((

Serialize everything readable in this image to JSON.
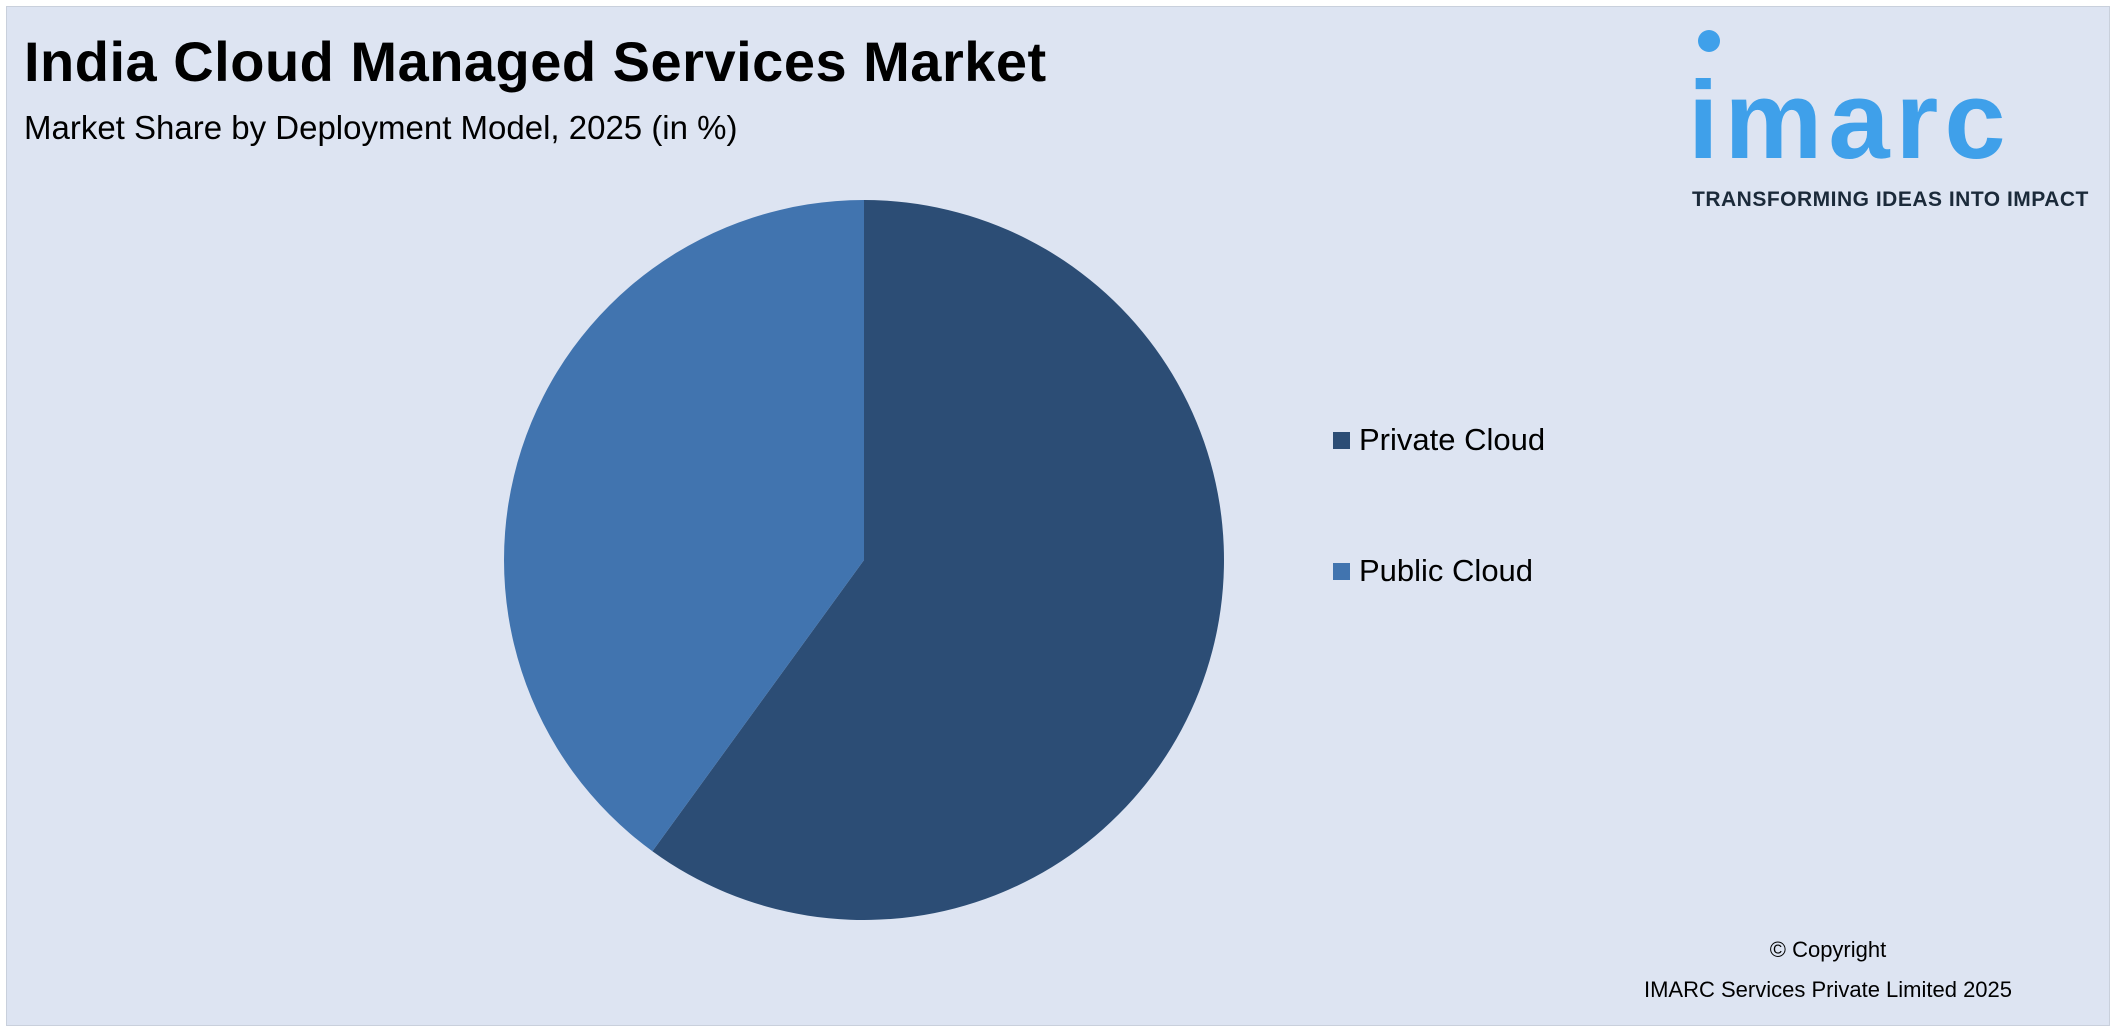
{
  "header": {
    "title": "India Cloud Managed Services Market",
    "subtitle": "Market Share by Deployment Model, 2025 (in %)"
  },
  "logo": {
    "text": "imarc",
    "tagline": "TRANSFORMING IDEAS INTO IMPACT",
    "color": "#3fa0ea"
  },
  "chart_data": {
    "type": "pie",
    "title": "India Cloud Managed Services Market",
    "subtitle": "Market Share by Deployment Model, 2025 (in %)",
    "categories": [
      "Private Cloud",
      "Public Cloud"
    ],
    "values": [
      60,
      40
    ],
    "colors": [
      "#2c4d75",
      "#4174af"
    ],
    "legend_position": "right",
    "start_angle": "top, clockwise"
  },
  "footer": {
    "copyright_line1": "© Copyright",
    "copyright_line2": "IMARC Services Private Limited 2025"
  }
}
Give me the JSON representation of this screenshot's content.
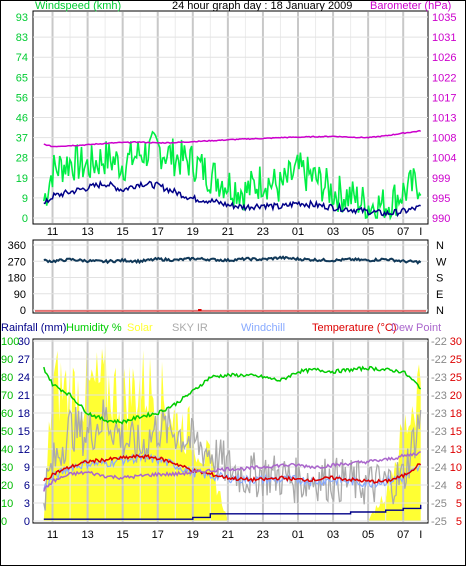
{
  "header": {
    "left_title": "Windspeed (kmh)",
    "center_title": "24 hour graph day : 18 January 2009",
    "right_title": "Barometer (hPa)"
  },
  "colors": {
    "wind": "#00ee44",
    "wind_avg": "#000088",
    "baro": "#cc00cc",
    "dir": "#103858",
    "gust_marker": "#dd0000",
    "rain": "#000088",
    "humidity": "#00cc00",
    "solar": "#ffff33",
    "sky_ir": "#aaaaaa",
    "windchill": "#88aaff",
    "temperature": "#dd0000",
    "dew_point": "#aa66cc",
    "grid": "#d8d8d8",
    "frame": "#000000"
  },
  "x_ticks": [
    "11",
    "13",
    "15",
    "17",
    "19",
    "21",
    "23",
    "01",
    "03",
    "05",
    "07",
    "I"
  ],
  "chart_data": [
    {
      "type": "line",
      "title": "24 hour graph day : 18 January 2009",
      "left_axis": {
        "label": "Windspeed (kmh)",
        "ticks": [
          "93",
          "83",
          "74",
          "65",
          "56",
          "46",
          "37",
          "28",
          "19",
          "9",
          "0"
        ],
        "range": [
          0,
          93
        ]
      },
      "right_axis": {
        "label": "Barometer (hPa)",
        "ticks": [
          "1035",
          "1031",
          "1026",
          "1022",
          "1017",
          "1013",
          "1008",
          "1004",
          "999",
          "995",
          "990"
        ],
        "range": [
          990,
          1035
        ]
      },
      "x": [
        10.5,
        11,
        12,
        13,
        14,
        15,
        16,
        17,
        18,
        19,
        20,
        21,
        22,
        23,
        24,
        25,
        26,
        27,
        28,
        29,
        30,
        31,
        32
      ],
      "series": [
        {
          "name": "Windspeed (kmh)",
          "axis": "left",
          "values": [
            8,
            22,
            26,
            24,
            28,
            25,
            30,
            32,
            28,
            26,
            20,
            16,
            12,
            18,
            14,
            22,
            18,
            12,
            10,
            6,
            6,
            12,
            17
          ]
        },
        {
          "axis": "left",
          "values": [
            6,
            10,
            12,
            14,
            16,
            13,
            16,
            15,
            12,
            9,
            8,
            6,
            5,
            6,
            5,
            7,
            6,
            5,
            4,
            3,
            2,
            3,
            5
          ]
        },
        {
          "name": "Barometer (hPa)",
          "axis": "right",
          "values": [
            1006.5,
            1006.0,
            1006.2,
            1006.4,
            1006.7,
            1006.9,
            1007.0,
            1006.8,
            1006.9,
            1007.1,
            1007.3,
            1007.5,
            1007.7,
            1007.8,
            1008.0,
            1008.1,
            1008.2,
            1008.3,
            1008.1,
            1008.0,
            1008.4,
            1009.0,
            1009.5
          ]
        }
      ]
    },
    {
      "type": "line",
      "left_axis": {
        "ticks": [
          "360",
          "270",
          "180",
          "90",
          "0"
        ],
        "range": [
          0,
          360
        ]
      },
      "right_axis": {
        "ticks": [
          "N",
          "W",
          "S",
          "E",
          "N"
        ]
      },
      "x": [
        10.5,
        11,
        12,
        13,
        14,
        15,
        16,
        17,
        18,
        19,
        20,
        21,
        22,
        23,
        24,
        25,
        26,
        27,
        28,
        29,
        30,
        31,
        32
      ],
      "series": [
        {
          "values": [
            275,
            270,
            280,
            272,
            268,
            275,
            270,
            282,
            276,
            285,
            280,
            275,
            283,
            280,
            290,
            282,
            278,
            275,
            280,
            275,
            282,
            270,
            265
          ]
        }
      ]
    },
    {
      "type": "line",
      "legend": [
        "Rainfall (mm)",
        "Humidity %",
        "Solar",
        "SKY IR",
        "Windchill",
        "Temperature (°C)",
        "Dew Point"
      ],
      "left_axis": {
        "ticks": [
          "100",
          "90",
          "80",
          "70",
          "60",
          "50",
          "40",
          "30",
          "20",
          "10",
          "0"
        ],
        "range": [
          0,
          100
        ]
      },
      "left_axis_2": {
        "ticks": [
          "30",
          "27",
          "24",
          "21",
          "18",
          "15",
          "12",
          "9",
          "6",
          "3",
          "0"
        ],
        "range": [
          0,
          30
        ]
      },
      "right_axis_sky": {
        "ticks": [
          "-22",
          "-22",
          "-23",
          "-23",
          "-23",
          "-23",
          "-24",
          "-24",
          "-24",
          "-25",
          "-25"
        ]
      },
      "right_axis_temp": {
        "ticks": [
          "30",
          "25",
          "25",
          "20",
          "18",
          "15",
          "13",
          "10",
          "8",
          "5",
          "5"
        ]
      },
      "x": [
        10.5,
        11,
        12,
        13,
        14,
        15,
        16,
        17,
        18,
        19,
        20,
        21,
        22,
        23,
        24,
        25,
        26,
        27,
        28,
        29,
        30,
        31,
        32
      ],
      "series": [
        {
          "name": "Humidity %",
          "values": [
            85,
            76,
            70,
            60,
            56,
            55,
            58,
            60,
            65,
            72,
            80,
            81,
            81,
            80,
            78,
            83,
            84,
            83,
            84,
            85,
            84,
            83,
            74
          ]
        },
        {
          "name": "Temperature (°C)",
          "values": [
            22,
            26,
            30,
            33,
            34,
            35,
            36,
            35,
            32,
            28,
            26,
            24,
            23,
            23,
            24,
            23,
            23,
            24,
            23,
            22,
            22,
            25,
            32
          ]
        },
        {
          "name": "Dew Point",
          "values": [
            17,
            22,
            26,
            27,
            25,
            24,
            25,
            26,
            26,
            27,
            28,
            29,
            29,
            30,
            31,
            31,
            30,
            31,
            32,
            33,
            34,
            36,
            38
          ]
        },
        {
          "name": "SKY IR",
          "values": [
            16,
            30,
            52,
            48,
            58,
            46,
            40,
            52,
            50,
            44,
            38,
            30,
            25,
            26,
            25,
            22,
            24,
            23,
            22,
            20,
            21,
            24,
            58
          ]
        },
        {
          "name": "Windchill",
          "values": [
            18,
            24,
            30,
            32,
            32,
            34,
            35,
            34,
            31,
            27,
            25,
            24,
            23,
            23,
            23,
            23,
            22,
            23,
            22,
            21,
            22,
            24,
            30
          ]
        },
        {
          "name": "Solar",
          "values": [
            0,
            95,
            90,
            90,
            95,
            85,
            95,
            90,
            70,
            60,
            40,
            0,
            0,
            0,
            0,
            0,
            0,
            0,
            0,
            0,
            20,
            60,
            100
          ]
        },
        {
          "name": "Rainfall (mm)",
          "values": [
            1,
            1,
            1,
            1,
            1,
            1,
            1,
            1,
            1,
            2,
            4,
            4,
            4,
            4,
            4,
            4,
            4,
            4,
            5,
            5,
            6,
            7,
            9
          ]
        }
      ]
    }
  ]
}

))

__Your goal__. Every line of the records that includes the word "this" should be gathered.

__Answer to the exercise__.
Serialize everything readable in this image to JSON.
Give me the JSON representation of this screenshot's content.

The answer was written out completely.